* WHAT THIS TASK INVOLVES *
Select all lines in the records that include "Ratio".

* AVAILABLE RECORDS *
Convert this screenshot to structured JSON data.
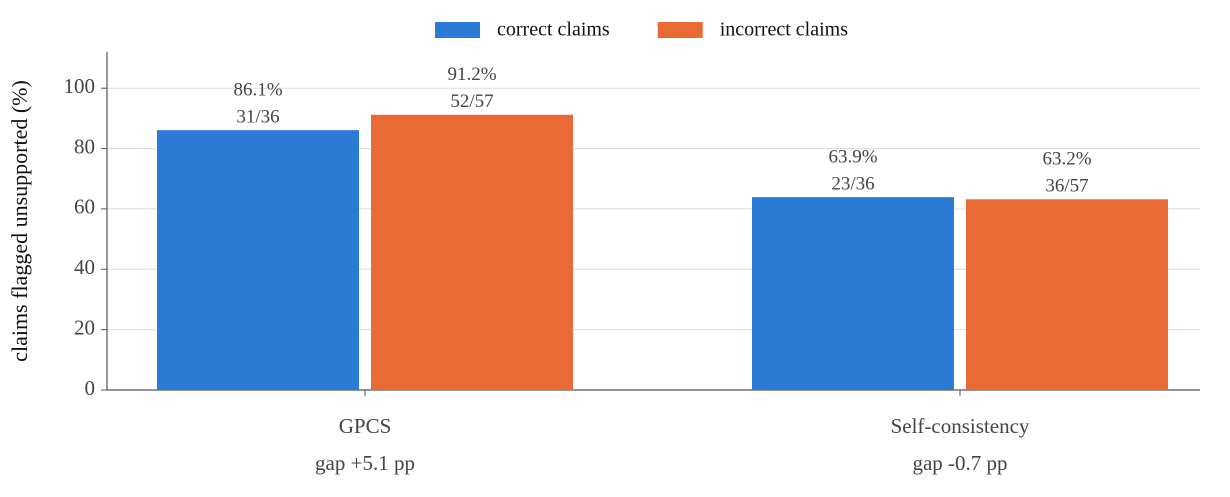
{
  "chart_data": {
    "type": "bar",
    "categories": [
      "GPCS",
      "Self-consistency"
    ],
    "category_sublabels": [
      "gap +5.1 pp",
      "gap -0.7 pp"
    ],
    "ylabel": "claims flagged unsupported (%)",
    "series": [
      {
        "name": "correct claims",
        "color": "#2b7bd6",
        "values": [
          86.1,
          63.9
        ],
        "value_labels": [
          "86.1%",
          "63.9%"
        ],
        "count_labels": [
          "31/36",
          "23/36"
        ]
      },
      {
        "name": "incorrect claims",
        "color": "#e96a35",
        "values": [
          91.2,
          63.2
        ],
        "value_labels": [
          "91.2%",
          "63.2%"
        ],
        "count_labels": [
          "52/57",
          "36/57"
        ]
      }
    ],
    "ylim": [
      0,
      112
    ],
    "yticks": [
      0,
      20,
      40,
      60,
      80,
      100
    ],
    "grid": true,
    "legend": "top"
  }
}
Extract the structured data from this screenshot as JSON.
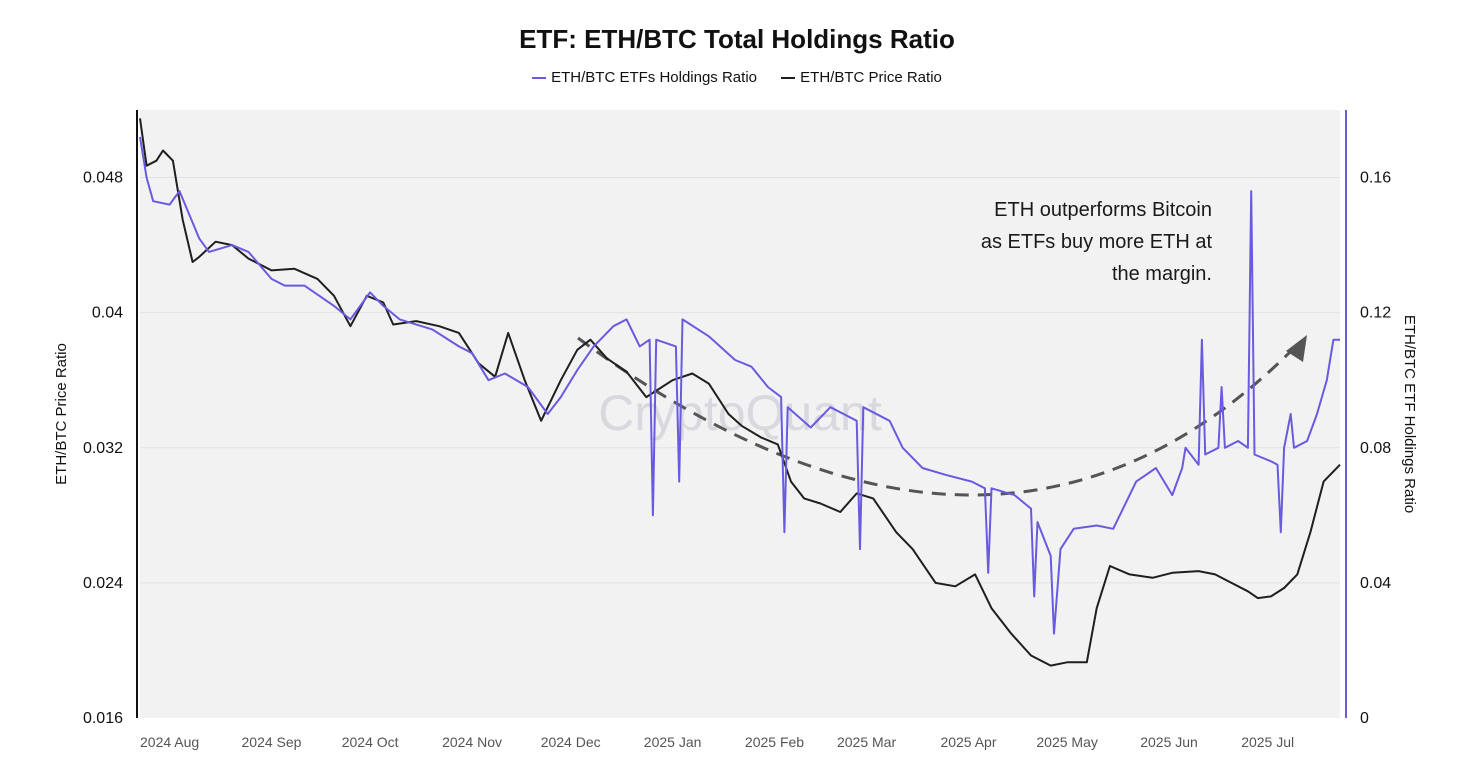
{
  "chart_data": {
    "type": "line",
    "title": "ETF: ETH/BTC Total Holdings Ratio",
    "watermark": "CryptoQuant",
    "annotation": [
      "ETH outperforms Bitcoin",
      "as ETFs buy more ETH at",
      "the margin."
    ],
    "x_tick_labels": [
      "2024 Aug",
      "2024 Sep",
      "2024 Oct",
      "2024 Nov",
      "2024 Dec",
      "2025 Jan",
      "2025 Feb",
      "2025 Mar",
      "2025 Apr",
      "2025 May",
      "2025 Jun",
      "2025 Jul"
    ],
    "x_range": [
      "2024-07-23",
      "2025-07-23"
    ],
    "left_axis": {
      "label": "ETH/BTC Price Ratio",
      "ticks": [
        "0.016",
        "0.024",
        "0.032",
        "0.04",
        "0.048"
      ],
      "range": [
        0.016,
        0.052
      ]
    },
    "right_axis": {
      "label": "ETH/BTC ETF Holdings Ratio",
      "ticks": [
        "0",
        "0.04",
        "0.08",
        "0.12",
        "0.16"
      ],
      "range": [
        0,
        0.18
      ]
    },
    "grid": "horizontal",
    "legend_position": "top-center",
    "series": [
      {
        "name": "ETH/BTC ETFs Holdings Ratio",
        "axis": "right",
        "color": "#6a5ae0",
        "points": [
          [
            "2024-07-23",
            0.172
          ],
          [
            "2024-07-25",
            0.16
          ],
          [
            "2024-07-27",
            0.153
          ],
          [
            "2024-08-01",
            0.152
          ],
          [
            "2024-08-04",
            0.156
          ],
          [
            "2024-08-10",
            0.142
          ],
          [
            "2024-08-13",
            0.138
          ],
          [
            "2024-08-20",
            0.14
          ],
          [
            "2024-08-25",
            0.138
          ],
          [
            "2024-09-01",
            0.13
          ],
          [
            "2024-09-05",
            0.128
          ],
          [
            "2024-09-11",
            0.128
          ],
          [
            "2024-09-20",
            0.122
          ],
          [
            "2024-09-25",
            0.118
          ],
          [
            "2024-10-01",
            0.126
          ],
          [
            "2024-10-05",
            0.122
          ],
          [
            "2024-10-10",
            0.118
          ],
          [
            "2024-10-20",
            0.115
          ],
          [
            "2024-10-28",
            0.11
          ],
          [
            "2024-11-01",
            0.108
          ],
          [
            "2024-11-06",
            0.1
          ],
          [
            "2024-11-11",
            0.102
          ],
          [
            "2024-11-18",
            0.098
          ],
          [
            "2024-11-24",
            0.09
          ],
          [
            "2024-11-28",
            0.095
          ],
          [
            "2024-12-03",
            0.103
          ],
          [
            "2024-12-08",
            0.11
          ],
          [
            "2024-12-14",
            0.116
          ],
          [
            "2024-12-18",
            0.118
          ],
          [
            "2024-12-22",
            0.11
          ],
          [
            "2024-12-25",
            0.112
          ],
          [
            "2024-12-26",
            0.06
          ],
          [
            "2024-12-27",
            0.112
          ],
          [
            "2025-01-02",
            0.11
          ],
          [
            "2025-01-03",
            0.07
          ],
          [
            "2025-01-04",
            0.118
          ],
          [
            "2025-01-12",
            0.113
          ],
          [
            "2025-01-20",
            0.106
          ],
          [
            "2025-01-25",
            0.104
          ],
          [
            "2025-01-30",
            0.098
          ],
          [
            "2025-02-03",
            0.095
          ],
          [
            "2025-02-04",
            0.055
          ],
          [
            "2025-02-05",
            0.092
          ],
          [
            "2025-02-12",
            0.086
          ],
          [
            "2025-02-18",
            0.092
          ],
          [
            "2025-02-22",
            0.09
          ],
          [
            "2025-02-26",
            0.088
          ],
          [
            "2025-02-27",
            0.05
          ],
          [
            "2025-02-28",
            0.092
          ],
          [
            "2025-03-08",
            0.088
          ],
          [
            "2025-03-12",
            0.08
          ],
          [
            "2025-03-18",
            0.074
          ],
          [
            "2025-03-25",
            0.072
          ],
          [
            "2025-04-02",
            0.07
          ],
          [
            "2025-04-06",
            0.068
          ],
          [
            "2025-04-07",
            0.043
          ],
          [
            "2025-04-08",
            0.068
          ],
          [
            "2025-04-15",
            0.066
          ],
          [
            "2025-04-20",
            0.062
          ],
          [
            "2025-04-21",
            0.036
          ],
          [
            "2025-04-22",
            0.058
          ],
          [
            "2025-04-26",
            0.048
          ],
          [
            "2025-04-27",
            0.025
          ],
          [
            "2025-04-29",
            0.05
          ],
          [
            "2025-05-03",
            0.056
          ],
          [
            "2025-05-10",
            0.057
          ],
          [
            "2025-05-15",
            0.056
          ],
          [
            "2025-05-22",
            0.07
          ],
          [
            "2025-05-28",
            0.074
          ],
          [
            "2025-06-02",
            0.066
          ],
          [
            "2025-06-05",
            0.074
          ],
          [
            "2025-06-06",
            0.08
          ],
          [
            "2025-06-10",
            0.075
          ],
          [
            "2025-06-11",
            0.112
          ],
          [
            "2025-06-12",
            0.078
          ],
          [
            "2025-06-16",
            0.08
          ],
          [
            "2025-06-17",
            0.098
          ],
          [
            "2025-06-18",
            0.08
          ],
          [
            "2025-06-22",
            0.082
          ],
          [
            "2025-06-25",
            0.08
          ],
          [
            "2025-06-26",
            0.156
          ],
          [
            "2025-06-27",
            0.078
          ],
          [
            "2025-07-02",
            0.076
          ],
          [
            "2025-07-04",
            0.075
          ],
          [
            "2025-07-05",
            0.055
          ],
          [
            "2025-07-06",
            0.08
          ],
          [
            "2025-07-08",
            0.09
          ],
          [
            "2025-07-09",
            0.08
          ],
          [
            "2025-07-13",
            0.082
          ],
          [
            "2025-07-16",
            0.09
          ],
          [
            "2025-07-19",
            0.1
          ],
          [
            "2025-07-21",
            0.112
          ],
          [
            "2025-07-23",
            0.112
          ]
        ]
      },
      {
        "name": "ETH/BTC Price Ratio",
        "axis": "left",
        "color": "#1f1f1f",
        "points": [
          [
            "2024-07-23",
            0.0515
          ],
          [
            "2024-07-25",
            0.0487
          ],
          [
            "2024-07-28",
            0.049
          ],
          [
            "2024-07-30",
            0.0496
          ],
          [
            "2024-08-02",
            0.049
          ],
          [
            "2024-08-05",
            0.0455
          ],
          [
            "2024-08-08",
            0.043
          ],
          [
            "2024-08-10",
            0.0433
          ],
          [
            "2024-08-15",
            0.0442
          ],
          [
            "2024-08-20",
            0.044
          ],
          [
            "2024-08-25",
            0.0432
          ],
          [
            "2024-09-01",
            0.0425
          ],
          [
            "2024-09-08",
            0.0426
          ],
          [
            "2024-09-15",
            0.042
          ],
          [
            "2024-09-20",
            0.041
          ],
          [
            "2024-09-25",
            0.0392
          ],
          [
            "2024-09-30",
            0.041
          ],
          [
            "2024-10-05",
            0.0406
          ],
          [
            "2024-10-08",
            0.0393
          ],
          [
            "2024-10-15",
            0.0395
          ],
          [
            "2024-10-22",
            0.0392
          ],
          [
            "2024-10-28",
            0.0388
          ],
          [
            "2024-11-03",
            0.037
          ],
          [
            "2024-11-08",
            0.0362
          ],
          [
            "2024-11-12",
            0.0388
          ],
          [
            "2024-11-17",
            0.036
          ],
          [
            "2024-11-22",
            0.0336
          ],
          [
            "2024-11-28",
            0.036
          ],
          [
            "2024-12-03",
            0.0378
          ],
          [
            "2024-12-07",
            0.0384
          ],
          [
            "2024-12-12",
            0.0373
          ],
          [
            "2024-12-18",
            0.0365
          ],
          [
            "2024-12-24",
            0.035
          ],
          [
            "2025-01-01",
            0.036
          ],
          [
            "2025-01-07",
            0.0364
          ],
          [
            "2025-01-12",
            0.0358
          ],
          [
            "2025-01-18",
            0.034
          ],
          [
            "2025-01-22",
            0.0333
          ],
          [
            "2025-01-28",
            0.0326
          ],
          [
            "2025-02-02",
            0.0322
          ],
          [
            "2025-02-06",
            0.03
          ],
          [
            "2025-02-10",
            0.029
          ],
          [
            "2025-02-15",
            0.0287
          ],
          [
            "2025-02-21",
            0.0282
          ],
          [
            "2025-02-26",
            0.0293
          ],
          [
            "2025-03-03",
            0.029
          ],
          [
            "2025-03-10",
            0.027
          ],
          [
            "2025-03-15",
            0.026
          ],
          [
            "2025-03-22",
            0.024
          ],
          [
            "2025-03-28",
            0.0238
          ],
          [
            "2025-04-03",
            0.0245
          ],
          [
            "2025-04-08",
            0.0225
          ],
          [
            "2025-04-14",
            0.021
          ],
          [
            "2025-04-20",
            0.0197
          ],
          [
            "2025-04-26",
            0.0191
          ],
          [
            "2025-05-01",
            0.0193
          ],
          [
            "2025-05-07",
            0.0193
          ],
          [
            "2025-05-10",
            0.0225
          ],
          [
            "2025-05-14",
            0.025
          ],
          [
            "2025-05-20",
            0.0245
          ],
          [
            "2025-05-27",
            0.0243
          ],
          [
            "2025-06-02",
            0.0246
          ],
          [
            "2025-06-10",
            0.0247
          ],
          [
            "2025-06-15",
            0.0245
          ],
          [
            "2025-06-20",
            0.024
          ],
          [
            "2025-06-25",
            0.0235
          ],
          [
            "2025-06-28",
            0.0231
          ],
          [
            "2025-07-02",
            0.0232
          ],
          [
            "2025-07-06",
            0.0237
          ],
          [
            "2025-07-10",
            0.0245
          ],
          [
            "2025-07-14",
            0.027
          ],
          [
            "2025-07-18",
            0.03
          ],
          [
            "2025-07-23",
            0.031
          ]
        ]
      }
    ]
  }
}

* RESPONSE TO THIS TASK *
    "title": "ETF: ETH/BTC Total Holdings Ratio",
      "label": "ETH/BTC Price Ratio",
      "label": "ETH/BTC ETF Holdings Ratio",
        "name": "ETH/BTC ETFs Holdings Ratio",
        "name": "ETH/BTC Price Ratio",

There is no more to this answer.